::: THE RECORDS

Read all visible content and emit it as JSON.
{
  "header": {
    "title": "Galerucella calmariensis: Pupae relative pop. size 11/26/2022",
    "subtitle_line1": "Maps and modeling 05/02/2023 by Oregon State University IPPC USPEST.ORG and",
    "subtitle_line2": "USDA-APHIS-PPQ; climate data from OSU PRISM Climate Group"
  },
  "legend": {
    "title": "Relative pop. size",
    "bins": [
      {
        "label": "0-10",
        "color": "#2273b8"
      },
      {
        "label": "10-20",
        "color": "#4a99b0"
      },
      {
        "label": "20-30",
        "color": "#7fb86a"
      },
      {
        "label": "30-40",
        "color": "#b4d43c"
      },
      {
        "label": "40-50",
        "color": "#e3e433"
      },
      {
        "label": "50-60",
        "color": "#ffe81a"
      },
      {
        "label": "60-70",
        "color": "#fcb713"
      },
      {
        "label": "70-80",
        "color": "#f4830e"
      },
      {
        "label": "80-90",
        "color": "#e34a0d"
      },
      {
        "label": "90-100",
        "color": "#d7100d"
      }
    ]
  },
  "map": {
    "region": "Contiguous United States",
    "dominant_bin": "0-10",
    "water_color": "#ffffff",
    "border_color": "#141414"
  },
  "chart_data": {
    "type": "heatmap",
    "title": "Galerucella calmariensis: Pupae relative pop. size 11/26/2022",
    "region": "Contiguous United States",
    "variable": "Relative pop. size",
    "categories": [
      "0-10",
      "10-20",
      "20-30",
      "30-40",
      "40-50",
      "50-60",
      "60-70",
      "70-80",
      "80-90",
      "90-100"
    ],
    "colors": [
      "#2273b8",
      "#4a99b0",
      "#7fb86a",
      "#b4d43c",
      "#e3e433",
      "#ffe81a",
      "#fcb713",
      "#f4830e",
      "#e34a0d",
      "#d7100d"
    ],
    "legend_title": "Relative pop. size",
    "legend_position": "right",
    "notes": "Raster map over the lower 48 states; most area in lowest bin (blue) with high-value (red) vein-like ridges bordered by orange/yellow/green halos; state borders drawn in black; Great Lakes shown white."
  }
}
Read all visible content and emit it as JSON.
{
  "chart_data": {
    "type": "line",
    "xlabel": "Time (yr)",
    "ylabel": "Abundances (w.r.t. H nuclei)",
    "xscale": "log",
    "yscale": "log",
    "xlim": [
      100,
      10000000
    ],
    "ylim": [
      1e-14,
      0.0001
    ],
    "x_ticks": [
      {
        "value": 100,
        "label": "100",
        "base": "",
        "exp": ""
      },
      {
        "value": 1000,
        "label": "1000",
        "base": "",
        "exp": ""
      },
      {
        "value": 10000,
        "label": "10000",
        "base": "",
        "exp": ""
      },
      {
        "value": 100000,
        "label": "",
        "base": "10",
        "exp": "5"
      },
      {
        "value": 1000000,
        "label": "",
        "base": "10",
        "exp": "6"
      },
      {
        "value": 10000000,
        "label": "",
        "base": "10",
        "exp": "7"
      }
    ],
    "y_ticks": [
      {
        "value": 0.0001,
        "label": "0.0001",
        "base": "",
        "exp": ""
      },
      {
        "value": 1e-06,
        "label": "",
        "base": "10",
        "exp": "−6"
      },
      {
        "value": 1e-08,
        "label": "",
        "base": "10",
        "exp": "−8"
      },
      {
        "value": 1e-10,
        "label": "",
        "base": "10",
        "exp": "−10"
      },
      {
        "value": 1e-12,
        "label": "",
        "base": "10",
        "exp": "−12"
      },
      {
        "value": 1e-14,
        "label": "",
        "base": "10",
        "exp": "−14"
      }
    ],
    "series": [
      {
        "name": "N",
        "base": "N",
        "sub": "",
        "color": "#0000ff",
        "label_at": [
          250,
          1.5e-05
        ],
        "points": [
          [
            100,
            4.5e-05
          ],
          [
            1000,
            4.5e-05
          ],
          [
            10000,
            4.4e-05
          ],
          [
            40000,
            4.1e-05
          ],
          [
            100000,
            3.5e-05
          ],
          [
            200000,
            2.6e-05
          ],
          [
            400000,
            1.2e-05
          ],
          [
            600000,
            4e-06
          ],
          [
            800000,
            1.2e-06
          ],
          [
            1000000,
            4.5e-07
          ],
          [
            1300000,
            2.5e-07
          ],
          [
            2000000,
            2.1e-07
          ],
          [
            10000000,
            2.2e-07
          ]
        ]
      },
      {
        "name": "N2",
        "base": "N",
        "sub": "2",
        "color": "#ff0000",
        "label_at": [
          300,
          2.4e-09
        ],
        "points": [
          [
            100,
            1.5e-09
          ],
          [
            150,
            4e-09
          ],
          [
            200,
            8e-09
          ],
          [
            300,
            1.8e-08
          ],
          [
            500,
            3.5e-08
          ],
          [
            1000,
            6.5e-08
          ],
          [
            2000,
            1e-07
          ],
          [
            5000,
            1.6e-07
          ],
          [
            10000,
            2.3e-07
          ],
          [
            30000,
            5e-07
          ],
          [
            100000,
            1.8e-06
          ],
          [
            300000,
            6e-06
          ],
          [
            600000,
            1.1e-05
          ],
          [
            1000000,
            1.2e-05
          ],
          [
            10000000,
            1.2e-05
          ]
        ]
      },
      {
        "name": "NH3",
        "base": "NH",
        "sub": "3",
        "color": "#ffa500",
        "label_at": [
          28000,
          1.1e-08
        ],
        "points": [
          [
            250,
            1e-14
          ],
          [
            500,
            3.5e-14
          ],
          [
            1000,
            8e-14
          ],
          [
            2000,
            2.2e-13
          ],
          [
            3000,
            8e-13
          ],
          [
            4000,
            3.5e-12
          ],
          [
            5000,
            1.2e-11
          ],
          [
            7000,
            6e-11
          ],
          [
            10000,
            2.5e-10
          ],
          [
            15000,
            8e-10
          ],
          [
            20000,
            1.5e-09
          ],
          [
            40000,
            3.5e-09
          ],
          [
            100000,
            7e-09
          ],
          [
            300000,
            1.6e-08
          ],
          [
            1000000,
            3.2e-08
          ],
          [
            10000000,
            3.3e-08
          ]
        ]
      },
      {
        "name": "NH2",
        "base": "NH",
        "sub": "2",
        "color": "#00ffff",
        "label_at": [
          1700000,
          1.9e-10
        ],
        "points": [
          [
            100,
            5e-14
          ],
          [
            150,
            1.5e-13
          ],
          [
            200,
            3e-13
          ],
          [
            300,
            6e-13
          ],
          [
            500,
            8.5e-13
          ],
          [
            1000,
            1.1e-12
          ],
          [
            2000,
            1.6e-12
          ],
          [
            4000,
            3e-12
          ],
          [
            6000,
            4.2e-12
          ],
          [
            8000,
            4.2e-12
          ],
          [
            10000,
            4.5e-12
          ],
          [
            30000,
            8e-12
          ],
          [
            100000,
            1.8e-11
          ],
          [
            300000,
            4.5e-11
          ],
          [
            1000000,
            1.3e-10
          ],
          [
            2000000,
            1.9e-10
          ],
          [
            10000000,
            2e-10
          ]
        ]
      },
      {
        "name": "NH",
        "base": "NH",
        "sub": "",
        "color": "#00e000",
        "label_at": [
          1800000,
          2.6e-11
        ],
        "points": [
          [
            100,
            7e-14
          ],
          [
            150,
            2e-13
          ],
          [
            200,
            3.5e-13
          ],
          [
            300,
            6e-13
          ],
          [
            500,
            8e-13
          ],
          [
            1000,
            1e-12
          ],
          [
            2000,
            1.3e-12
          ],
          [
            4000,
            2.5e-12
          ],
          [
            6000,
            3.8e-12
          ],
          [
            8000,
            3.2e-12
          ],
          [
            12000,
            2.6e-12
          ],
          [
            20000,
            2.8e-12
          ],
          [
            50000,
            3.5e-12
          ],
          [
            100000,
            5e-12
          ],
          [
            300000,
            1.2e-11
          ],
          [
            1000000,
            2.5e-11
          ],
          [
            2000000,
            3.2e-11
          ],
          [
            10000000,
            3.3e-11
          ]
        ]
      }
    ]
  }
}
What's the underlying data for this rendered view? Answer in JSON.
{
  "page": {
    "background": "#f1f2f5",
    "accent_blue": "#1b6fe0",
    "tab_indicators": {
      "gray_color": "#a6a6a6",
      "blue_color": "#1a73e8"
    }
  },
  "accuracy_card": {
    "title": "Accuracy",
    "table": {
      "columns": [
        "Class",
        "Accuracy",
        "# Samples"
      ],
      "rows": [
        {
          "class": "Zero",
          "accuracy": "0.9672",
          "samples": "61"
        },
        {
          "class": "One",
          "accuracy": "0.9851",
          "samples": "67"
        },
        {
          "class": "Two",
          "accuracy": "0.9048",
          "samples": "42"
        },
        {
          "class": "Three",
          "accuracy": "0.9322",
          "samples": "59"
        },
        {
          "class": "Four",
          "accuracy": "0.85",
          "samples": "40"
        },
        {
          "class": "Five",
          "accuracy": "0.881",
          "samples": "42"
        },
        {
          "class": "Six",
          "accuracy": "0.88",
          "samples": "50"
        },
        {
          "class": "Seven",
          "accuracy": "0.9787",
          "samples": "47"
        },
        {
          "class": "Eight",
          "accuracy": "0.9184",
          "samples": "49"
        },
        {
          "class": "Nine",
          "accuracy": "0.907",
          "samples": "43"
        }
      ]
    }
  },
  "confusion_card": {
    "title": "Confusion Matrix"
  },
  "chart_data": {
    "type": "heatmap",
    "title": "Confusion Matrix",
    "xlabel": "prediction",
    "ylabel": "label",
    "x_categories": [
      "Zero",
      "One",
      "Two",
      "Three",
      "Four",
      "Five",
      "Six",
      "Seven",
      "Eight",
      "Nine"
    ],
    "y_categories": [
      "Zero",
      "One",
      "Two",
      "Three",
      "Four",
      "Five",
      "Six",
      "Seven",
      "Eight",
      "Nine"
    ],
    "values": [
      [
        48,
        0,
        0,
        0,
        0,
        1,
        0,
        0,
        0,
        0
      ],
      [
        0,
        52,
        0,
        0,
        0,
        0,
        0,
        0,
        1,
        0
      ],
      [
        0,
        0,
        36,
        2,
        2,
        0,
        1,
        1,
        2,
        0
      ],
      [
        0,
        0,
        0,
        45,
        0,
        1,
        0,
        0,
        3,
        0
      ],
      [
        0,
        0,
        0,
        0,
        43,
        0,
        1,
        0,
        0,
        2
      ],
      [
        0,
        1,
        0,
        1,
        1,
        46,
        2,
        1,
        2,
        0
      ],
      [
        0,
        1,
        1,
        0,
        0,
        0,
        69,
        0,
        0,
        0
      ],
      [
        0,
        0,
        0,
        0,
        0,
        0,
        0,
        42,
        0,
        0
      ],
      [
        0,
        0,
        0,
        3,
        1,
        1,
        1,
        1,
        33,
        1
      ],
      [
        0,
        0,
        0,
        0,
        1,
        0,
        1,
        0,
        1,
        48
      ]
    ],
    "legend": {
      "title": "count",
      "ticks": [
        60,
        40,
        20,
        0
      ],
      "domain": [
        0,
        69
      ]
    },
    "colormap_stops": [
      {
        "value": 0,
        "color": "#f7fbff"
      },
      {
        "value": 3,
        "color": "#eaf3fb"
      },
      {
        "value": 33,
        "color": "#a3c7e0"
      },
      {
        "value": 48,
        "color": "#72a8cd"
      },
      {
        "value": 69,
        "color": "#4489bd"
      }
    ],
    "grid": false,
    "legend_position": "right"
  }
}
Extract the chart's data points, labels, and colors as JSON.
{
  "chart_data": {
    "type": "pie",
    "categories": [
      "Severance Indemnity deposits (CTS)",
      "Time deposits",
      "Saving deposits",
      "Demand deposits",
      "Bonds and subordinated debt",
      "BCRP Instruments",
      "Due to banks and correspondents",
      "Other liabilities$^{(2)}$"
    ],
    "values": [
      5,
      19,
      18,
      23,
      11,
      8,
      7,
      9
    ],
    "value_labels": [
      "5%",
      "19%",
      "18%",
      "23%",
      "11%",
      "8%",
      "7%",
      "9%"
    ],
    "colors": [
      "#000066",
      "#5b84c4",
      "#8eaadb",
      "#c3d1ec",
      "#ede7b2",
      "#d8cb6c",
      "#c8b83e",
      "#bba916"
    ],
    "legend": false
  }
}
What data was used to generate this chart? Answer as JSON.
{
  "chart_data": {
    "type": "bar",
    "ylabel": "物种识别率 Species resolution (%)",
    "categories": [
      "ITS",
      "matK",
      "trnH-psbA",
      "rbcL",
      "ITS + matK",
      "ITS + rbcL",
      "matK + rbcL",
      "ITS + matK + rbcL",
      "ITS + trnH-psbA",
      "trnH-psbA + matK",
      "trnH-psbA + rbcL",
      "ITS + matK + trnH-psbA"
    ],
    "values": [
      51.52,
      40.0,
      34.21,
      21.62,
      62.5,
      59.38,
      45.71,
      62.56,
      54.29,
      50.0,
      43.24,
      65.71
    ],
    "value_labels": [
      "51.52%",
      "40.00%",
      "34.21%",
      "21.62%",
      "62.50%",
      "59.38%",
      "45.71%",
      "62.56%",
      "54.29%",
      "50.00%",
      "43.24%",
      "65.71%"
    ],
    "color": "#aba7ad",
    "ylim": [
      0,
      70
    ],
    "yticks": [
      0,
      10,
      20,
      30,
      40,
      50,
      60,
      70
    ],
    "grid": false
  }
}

::::::

Copy each line above containing the string "right".

    "legend_position": "right",
    "legend_position": "right"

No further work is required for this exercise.